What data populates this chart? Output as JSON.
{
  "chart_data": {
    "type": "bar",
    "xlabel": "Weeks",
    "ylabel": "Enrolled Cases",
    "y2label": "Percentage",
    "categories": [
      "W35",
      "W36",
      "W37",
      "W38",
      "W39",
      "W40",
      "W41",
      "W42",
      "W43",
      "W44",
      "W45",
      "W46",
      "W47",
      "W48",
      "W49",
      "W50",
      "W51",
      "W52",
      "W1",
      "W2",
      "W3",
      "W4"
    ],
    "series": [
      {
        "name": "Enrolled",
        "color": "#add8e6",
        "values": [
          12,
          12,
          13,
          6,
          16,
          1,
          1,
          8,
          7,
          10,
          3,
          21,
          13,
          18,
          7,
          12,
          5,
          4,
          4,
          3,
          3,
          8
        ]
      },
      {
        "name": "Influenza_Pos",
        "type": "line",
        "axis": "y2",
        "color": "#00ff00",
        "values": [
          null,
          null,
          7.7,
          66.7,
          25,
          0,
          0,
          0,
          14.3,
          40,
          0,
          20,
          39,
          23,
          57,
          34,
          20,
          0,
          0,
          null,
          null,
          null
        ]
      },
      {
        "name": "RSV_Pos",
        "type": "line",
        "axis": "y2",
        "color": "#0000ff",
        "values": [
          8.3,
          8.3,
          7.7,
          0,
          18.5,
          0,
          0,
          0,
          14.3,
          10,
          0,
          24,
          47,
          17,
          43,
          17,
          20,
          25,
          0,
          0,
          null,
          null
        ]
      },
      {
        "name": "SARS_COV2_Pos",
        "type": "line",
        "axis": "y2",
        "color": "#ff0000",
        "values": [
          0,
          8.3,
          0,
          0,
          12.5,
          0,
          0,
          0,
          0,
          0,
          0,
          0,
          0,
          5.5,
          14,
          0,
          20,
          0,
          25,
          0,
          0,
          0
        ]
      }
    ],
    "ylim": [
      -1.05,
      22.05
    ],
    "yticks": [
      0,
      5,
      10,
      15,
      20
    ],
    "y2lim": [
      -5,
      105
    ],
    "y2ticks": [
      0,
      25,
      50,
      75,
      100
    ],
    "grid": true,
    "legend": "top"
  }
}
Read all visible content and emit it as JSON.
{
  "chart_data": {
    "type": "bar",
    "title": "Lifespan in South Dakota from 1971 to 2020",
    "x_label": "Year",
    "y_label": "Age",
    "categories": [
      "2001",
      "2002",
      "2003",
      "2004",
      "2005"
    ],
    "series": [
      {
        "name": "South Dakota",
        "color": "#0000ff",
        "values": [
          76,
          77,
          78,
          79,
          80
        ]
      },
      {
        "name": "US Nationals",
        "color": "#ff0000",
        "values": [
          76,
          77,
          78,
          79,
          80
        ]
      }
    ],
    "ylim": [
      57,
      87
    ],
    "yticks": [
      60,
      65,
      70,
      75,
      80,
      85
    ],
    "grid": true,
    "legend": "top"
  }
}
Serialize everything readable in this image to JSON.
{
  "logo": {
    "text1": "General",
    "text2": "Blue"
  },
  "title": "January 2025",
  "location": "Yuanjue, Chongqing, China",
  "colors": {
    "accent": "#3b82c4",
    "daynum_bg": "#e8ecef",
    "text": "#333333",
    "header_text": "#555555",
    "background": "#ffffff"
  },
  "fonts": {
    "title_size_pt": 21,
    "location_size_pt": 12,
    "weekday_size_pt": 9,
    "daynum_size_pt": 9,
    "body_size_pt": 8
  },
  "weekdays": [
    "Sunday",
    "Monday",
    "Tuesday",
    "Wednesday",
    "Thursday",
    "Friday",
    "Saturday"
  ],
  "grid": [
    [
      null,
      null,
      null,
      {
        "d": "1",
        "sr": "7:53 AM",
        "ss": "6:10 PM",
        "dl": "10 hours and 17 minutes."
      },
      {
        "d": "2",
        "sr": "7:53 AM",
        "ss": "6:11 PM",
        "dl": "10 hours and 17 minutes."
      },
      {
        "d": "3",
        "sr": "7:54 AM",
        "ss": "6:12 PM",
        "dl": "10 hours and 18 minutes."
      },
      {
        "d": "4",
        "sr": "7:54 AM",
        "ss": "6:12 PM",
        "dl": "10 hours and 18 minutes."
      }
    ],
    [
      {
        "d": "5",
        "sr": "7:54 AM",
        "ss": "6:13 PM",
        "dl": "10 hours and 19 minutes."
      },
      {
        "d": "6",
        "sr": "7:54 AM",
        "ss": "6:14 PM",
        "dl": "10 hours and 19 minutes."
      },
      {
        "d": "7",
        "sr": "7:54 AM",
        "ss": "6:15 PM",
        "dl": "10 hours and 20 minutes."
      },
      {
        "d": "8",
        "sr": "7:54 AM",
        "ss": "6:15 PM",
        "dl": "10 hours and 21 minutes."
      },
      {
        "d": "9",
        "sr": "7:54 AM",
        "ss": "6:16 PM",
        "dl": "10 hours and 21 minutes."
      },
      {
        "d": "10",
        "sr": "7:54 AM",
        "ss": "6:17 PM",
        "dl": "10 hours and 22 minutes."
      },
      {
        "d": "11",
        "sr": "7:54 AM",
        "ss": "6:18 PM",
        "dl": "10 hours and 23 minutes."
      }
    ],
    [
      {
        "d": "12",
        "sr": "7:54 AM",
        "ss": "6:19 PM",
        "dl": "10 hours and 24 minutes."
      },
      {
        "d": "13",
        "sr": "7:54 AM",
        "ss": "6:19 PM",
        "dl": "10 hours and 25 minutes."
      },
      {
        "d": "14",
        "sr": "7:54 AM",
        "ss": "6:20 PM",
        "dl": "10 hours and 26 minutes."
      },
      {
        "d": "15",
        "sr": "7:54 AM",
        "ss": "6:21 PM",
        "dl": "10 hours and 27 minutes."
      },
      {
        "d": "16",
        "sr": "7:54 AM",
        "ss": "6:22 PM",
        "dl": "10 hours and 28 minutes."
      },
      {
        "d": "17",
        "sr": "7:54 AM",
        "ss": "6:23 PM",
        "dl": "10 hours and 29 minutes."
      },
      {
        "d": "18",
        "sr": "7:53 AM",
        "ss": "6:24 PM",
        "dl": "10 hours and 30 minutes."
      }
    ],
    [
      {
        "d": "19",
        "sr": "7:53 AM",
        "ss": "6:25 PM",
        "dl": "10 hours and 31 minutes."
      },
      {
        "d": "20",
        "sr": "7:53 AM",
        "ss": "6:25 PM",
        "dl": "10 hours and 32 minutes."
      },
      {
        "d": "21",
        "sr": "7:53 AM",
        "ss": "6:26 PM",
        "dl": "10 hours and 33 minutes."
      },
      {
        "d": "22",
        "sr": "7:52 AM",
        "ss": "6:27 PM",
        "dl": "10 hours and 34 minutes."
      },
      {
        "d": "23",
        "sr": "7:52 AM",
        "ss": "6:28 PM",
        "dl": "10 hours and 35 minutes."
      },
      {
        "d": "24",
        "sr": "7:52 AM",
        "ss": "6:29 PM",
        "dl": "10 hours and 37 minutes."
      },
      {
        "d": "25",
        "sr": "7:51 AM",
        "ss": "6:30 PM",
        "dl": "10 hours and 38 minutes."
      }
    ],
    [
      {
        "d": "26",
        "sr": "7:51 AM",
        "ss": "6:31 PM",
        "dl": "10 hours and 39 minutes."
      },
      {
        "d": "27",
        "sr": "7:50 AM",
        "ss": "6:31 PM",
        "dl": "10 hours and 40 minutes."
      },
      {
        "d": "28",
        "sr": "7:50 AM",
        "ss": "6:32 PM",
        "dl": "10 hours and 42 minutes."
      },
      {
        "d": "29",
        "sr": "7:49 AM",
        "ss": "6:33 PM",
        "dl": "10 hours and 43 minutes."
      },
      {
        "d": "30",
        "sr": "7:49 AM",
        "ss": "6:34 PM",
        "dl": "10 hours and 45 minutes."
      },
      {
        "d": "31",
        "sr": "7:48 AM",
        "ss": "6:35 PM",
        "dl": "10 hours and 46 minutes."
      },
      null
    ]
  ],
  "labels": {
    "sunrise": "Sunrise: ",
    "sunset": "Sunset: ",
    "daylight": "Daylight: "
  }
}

————

- DESCRIPTION OF THE TASK
Filter the records down to the lines that contain the string "name", and copy those lines.

- TASK ANSWER
        "name": "Enrolled",
        "name": "Influenza_Pos",
        "name": "RSV_Pos",
        "name": "SARS_COV2_Pos",
        "name": "South Dakota",
        "name": "US Nationals",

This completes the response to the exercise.